What the exercise asks:
Wherever the string "investitura" shows up in a line, count that line. Give the total alone.

Input material:
○ ○ ○ ○ ○ ○ ○

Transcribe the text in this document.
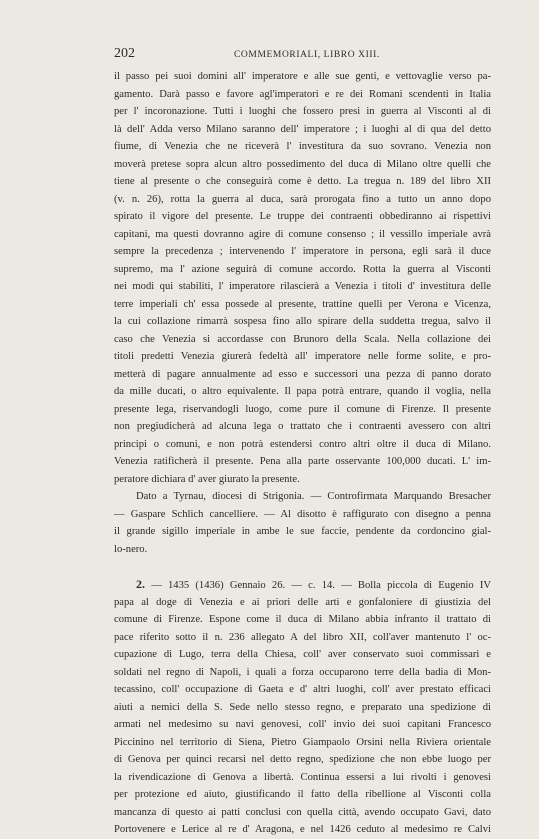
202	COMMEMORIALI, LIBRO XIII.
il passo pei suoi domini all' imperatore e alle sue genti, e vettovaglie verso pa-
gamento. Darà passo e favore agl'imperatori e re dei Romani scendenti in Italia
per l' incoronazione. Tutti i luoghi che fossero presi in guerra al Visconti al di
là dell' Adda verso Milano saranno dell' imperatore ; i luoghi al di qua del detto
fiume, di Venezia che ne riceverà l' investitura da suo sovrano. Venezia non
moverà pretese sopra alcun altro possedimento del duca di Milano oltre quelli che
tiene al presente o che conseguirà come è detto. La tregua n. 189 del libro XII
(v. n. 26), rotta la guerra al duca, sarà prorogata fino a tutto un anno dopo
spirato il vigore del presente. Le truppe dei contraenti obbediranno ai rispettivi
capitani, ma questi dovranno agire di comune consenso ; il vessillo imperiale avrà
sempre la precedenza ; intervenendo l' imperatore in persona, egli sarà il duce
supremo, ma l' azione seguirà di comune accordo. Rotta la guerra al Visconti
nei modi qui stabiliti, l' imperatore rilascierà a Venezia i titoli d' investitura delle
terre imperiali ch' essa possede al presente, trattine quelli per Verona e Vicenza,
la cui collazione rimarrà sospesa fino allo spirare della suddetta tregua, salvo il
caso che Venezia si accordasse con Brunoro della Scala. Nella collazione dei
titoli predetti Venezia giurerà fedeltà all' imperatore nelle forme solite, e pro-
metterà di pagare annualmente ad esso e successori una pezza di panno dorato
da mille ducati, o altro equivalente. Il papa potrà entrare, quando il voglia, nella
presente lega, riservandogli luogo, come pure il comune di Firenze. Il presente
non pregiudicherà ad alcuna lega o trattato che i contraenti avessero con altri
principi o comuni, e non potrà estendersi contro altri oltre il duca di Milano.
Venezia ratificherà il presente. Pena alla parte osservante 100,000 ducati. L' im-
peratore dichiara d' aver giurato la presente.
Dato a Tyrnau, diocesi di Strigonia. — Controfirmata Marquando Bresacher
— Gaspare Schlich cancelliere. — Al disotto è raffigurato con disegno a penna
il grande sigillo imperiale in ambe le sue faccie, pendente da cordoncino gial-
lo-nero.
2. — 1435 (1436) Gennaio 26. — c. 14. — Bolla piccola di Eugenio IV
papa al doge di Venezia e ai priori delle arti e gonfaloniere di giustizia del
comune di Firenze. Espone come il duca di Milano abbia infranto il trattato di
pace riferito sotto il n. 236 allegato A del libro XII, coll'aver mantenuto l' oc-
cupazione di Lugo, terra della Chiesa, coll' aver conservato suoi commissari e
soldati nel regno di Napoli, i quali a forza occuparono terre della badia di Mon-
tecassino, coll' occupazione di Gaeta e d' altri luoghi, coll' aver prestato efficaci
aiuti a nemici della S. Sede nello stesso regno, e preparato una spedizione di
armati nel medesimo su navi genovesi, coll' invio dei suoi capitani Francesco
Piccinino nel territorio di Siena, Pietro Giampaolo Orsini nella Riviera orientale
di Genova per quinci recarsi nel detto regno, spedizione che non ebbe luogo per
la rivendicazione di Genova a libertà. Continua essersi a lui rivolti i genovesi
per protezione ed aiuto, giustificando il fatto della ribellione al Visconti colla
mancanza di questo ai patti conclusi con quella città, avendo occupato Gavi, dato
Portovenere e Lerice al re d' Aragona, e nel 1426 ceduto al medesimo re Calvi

○ ○ ○ ○ ○ ○ ○

Response for this exercise:
2